WORK TO DO: Pictures within the data are to be left out; everything else must be reproduced exactly.

>> begin DATASET RECORDS

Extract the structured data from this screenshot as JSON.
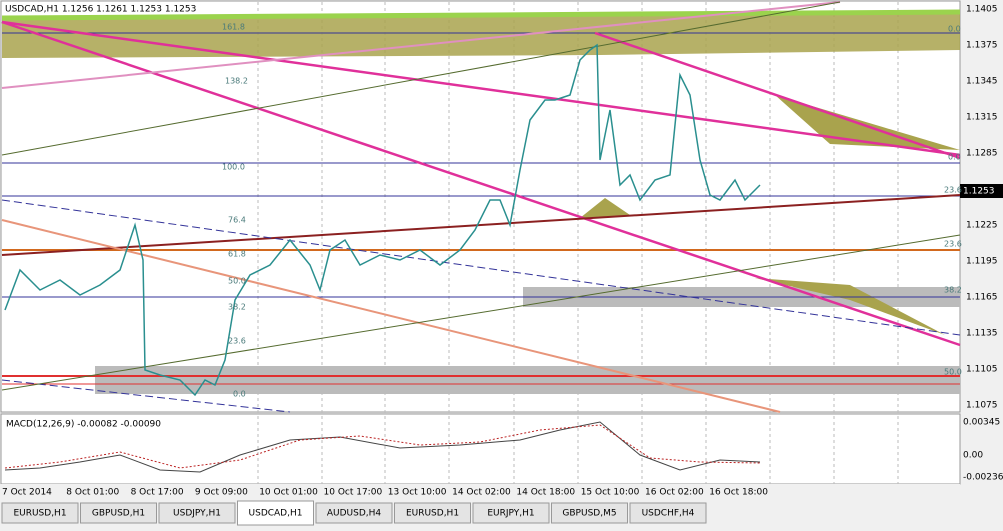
{
  "window": {
    "title": "USDCAD,H1  1.1256 1.1261 1.1253 1.1253"
  },
  "price_axis": {
    "labels": [
      "1.1405",
      "1.1375",
      "1.1345",
      "1.1315",
      "1.1285",
      "1.1225",
      "1.1195",
      "1.1165",
      "1.1135",
      "1.1105",
      "1.1075"
    ],
    "current": "1.1253"
  },
  "macd": {
    "title": "MACD(12,26,9) -0.00082 -0.00090",
    "labels": [
      "0.00345",
      "0.00",
      "-0.00236"
    ]
  },
  "time_axis": {
    "labels": [
      "7 Oct 2014",
      "8 Oct 01:00",
      "8 Oct 17:00",
      "9 Oct 09:00",
      "10 Oct 01:00",
      "10 Oct 17:00",
      "13 Oct 10:00",
      "14 Oct 02:00",
      "14 Oct 18:00",
      "15 Oct 10:00",
      "16 Oct 02:00",
      "16 Oct 18:00"
    ]
  },
  "fib_left": [
    "161.8",
    "138.2",
    "100.0",
    "76.4",
    "61.8",
    "50.0",
    "38.2",
    "23.6",
    "0.0"
  ],
  "fib_right": [
    "0.0",
    "0.0",
    "23.6",
    "23.6",
    "38.2",
    "50.0"
  ],
  "tabs": [
    "EURUSD,H1",
    "GBPUSD,H1",
    "USDJPY,H1",
    "USDCAD,H1",
    "AUDUSD,H4",
    "EURUSD,H1",
    "EURJPY,H1",
    "GBPUSD,M5",
    "USDCHF,H4"
  ]
}
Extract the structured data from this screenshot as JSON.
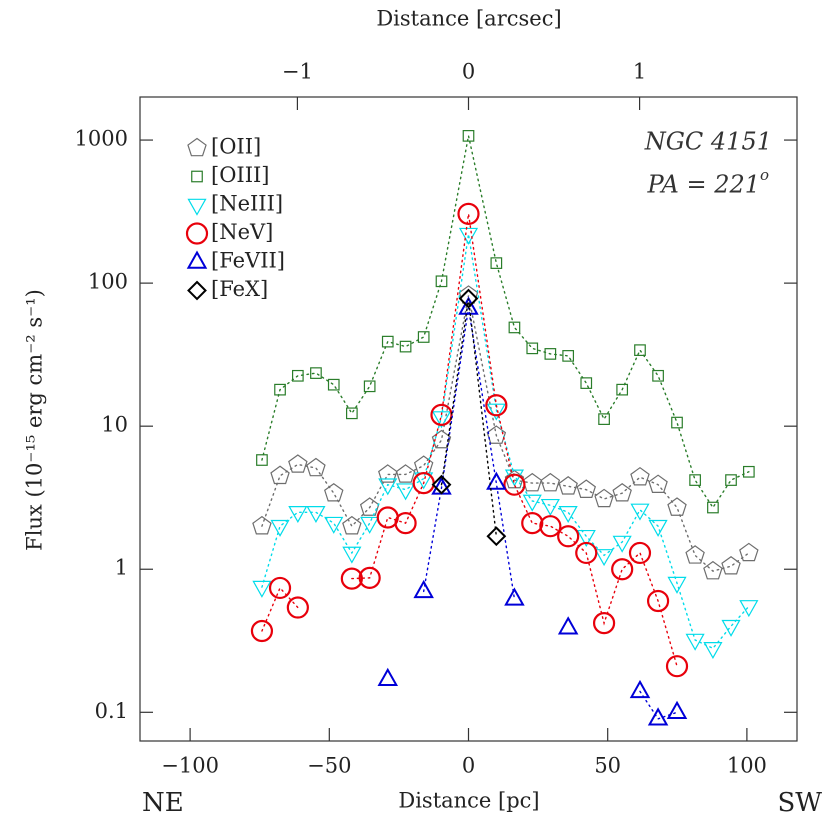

>> end DATASET RECORDS

THE COMPLETED TASK:
Extract the structured data from this screenshot as JSON.
{
  "window": {
    "title": "USDCAD,H1  1.1256 1.1261 1.1253 1.1253"
  },
  "price_axis": {
    "labels": [
      "1.1405",
      "1.1375",
      "1.1345",
      "1.1315",
      "1.1285",
      "1.1225",
      "1.1195",
      "1.1165",
      "1.1135",
      "1.1105",
      "1.1075"
    ],
    "current": "1.1253"
  },
  "macd": {
    "title": "MACD(12,26,9) -0.00082 -0.00090",
    "labels": [
      "0.00345",
      "0.00",
      "-0.00236"
    ]
  },
  "time_axis": {
    "labels": [
      "7 Oct 2014",
      "8 Oct 01:00",
      "8 Oct 17:00",
      "9 Oct 09:00",
      "10 Oct 01:00",
      "10 Oct 17:00",
      "13 Oct 10:00",
      "14 Oct 02:00",
      "14 Oct 18:00",
      "15 Oct 10:00",
      "16 Oct 02:00",
      "16 Oct 18:00"
    ]
  },
  "fib_left": [
    "161.8",
    "138.2",
    "100.0",
    "76.4",
    "61.8",
    "50.0",
    "38.2",
    "23.6",
    "0.0"
  ],
  "fib_right": [
    "0.0",
    "0.0",
    "23.6",
    "23.6",
    "38.2",
    "50.0"
  ],
  "tabs": [
    "EURUSD,H1",
    "GBPUSD,H1",
    "USDJPY,H1",
    "USDCAD,H1",
    "AUDUSD,H4",
    "EURUSD,H1",
    "EURJPY,H1",
    "GBPUSD,M5",
    "USDCHF,H4"
  ]
}
Extract the structured data from this screenshot as JSON.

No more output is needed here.